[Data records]
[Start]

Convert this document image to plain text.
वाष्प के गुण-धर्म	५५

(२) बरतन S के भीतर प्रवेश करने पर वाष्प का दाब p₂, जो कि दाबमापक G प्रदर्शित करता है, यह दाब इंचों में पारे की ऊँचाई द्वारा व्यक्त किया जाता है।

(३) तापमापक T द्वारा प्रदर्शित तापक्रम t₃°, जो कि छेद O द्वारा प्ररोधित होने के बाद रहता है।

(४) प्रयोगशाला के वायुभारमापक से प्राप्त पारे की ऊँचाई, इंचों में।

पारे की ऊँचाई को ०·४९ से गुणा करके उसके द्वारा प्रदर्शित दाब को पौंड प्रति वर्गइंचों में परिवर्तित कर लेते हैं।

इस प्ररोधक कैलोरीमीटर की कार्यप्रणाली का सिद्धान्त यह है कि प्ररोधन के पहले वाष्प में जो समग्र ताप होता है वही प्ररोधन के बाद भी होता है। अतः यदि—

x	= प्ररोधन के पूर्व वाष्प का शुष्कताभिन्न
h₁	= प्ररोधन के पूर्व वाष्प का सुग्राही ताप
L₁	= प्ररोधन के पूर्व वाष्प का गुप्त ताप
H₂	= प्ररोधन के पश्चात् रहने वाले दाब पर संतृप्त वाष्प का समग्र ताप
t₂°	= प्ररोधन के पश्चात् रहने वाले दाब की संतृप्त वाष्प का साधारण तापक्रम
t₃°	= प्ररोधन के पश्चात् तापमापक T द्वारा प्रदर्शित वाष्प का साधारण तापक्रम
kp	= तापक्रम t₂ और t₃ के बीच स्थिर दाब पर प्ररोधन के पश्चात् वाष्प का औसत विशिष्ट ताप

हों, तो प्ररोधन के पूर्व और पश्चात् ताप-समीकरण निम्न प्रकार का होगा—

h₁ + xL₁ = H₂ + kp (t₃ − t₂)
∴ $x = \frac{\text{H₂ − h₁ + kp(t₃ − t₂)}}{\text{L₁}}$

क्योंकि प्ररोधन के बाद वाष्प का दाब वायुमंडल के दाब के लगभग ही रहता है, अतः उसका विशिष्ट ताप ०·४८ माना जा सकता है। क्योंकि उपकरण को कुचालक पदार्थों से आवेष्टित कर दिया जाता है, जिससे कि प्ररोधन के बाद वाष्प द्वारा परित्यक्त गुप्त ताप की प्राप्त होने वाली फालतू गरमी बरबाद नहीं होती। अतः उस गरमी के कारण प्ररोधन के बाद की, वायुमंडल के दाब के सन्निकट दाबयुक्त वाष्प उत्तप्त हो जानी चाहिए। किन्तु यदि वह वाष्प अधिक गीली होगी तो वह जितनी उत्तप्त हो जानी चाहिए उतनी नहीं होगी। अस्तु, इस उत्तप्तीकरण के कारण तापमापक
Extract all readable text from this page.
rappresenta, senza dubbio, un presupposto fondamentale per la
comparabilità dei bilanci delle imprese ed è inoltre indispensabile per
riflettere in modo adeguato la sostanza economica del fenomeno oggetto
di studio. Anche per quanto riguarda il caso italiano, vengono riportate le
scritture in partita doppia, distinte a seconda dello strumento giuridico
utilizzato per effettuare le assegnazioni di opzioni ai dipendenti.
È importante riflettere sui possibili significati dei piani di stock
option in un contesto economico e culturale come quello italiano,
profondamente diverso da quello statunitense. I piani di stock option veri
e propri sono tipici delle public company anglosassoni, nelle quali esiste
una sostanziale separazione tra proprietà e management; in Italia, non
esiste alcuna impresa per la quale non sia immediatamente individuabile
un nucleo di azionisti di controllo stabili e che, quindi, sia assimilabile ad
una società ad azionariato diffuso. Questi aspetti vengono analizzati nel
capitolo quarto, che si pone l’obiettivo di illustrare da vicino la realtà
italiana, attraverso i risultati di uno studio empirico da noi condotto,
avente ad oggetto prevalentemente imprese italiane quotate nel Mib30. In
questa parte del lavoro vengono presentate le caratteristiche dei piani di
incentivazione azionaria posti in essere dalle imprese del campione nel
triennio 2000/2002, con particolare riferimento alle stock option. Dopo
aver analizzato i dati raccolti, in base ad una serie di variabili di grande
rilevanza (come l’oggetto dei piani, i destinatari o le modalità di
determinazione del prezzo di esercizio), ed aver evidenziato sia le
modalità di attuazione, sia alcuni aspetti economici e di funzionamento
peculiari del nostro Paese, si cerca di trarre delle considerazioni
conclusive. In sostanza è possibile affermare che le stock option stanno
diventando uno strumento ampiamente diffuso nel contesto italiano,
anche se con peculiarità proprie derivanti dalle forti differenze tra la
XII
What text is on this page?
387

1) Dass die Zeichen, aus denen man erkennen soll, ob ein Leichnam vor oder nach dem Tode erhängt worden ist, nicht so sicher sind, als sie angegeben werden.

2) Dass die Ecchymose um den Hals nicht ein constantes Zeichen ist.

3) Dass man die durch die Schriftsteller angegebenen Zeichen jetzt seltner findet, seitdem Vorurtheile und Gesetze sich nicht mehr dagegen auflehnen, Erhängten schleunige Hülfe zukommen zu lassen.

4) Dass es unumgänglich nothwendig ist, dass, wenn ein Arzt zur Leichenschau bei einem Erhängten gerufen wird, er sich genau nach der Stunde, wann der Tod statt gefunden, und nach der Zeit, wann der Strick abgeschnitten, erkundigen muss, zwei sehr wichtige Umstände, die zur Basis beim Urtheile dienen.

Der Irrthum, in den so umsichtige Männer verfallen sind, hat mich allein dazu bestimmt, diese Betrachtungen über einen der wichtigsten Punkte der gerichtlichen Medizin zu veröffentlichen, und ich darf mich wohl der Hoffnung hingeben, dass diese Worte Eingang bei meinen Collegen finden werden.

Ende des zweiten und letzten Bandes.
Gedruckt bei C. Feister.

[End]

### WORK TO DO
Count the lines that hold the string "piani", and reply with that number alone.

### THE ANSWER
4